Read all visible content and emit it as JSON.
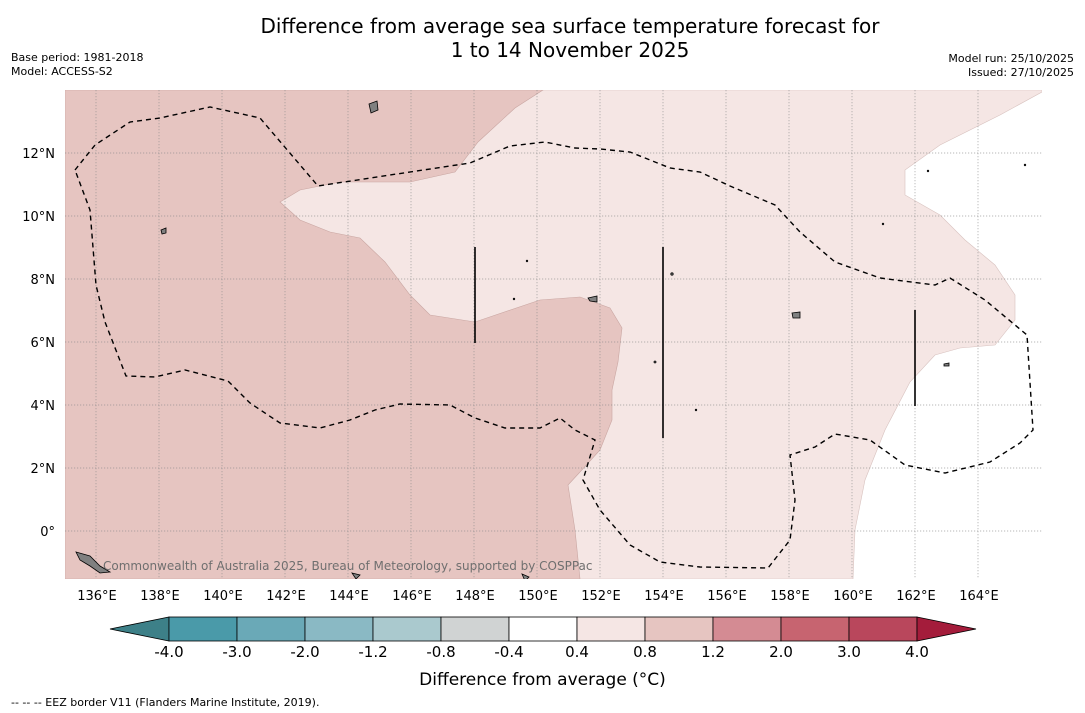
{
  "title_line1": "Difference from average sea surface temperature forecast for",
  "title_line2": "1 to 14 November 2025",
  "base_period": "Base period: 1981-2018",
  "model": "Model: ACCESS-S2",
  "model_run": "Model run: 25/10/2025",
  "issued": "Issued: 27/10/2025",
  "lat_labels": [
    "12°N",
    "10°N",
    "8°N",
    "6°N",
    "4°N",
    "2°N",
    "0°"
  ],
  "lon_labels": [
    "136°E",
    "138°E",
    "140°E",
    "142°E",
    "144°E",
    "146°E",
    "148°E",
    "150°E",
    "152°E",
    "154°E",
    "156°E",
    "158°E",
    "160°E",
    "162°E",
    "164°E"
  ],
  "colorbar": {
    "labels": [
      "-4.0",
      "-3.0",
      "-2.0",
      "-1.2",
      "-0.8",
      "-0.4",
      "0.4",
      "0.8",
      "1.2",
      "2.0",
      "3.0",
      "4.0"
    ],
    "colors": [
      "#4a9aa9",
      "#6aa9b7",
      "#8ab9c4",
      "#aac9ce",
      "#d0d3d3",
      "#ffffff",
      "#f5e6e4",
      "#e6c5c1",
      "#d48b93",
      "#c76470",
      "#b9475c"
    ],
    "under_color": "#3d8088",
    "over_color": "#a41c3b",
    "title": "Difference from average (°C)"
  },
  "legend_note": "--  --  -- EEZ border V11 (Flanders Marine Institute, 2019).",
  "copyright": "Commonwealth of Australia 2025, Bureau of Meteorology, supported by COSPPac",
  "fill_colors": {
    "zone_04_08": "#f5e6e4",
    "zone_08_12": "#e6c5c1"
  }
}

_EXERCISE_.
Reproduce the entries above without change, omitting all pictures.

_SOLUTION BELOW_.
Read all visible content and emit it as JSON.
{
  "title_line1": "Difference from average sea surface temperature forecast for",
  "title_line2": "1 to 14 November 2025",
  "base_period": "Base period: 1981-2018",
  "model": "Model: ACCESS-S2",
  "model_run": "Model run: 25/10/2025",
  "issued": "Issued: 27/10/2025",
  "lat_labels": [
    "12°N",
    "10°N",
    "8°N",
    "6°N",
    "4°N",
    "2°N",
    "0°"
  ],
  "lon_labels": [
    "136°E",
    "138°E",
    "140°E",
    "142°E",
    "144°E",
    "146°E",
    "148°E",
    "150°E",
    "152°E",
    "154°E",
    "156°E",
    "158°E",
    "160°E",
    "162°E",
    "164°E"
  ],
  "colorbar": {
    "labels": [
      "-4.0",
      "-3.0",
      "-2.0",
      "-1.2",
      "-0.8",
      "-0.4",
      "0.4",
      "0.8",
      "1.2",
      "2.0",
      "3.0",
      "4.0"
    ],
    "colors": [
      "#4a9aa9",
      "#6aa9b7",
      "#8ab9c4",
      "#aac9ce",
      "#d0d3d3",
      "#ffffff",
      "#f5e6e4",
      "#e6c5c1",
      "#d48b93",
      "#c76470",
      "#b9475c"
    ],
    "under_color": "#3d8088",
    "over_color": "#a41c3b",
    "title": "Difference from average (°C)"
  },
  "legend_note": "--  --  -- EEZ border V11 (Flanders Marine Institute, 2019).",
  "copyright": "Commonwealth of Australia 2025, Bureau of Meteorology, supported by COSPPac",
  "fill_colors": {
    "zone_04_08": "#f5e6e4",
    "zone_08_12": "#e6c5c1"
  }
}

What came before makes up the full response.